▶ Task statement: Quote the data below in full, minus the images.

* start *

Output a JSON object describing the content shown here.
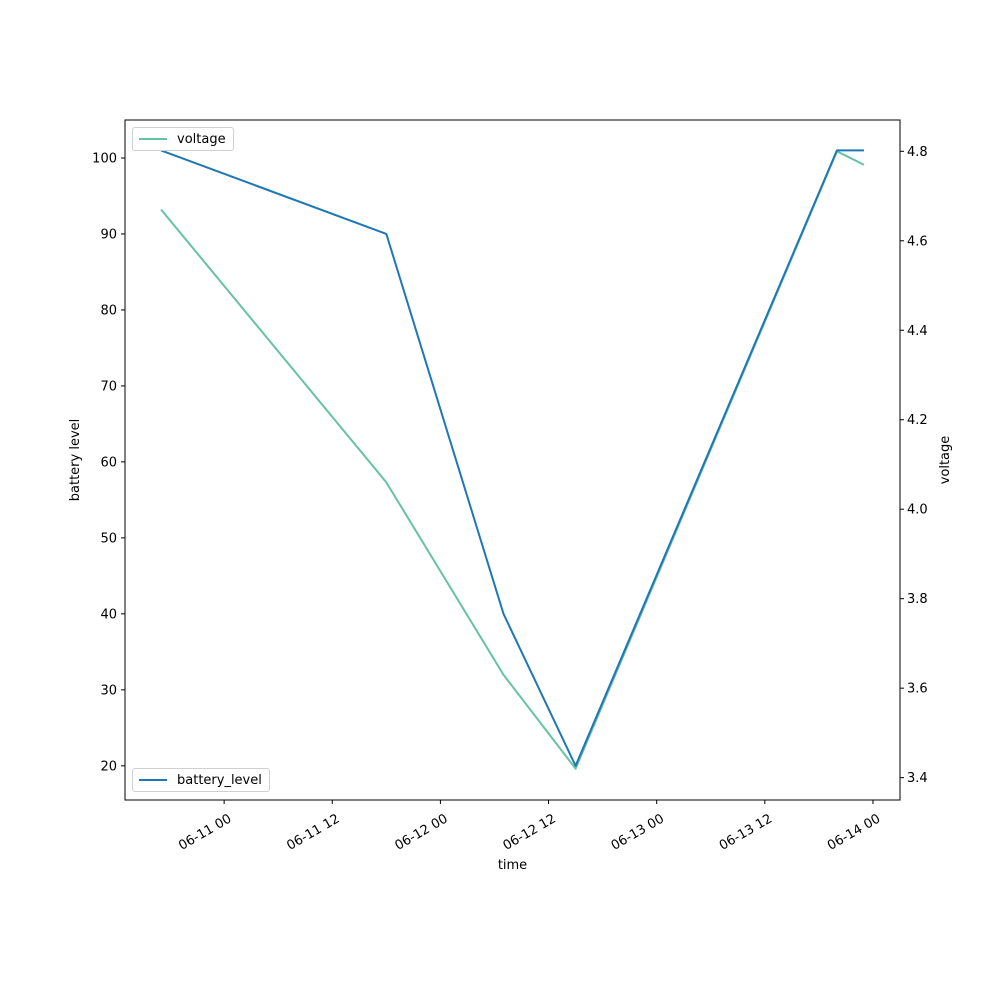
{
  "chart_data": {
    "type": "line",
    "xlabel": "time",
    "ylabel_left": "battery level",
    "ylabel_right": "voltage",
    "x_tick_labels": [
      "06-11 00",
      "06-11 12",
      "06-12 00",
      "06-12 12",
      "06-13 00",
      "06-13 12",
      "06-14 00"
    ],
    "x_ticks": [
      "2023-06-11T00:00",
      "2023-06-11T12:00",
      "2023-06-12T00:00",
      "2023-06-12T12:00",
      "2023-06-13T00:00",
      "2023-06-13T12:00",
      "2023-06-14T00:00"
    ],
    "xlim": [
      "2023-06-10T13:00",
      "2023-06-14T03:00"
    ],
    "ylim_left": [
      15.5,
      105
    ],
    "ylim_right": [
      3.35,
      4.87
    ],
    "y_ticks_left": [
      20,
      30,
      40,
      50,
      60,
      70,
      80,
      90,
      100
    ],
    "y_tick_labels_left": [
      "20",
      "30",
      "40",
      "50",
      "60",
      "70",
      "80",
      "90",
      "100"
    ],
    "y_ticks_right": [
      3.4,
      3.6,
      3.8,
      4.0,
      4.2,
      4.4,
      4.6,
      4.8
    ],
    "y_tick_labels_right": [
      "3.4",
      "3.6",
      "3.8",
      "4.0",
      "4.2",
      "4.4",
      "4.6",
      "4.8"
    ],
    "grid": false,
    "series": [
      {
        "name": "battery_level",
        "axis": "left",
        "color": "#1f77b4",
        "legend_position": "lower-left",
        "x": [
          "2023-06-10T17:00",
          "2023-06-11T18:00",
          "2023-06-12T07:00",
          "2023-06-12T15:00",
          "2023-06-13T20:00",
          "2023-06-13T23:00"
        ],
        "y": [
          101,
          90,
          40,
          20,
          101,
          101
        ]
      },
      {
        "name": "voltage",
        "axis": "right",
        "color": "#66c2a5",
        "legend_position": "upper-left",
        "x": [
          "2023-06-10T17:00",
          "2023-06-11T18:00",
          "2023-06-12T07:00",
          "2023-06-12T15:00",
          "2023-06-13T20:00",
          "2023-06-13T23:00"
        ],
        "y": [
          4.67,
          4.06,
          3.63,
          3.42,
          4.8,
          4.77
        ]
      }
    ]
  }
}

* end *

▶ Reply to the exercise:
Output a JSON object describing the content shown here.
{
  "chart_data": {
    "type": "line",
    "xlabel": "time",
    "ylabel_left": "battery level",
    "ylabel_right": "voltage",
    "x_tick_labels": [
      "06-11 00",
      "06-11 12",
      "06-12 00",
      "06-12 12",
      "06-13 00",
      "06-13 12",
      "06-14 00"
    ],
    "x_ticks": [
      "2023-06-11T00:00",
      "2023-06-11T12:00",
      "2023-06-12T00:00",
      "2023-06-12T12:00",
      "2023-06-13T00:00",
      "2023-06-13T12:00",
      "2023-06-14T00:00"
    ],
    "xlim": [
      "2023-06-10T13:00",
      "2023-06-14T03:00"
    ],
    "ylim_left": [
      15.5,
      105
    ],
    "ylim_right": [
      3.35,
      4.87
    ],
    "y_ticks_left": [
      20,
      30,
      40,
      50,
      60,
      70,
      80,
      90,
      100
    ],
    "y_tick_labels_left": [
      "20",
      "30",
      "40",
      "50",
      "60",
      "70",
      "80",
      "90",
      "100"
    ],
    "y_ticks_right": [
      3.4,
      3.6,
      3.8,
      4.0,
      4.2,
      4.4,
      4.6,
      4.8
    ],
    "y_tick_labels_right": [
      "3.4",
      "3.6",
      "3.8",
      "4.0",
      "4.2",
      "4.4",
      "4.6",
      "4.8"
    ],
    "grid": false,
    "series": [
      {
        "name": "battery_level",
        "axis": "left",
        "color": "#1f77b4",
        "legend_position": "lower-left",
        "x": [
          "2023-06-10T17:00",
          "2023-06-11T18:00",
          "2023-06-12T07:00",
          "2023-06-12T15:00",
          "2023-06-13T20:00",
          "2023-06-13T23:00"
        ],
        "y": [
          101,
          90,
          40,
          20,
          101,
          101
        ]
      },
      {
        "name": "voltage",
        "axis": "right",
        "color": "#66c2a5",
        "legend_position": "upper-left",
        "x": [
          "2023-06-10T17:00",
          "2023-06-11T18:00",
          "2023-06-12T07:00",
          "2023-06-12T15:00",
          "2023-06-13T20:00",
          "2023-06-13T23:00"
        ],
        "y": [
          4.67,
          4.06,
          3.63,
          3.42,
          4.8,
          4.77
        ]
      }
    ]
  }
}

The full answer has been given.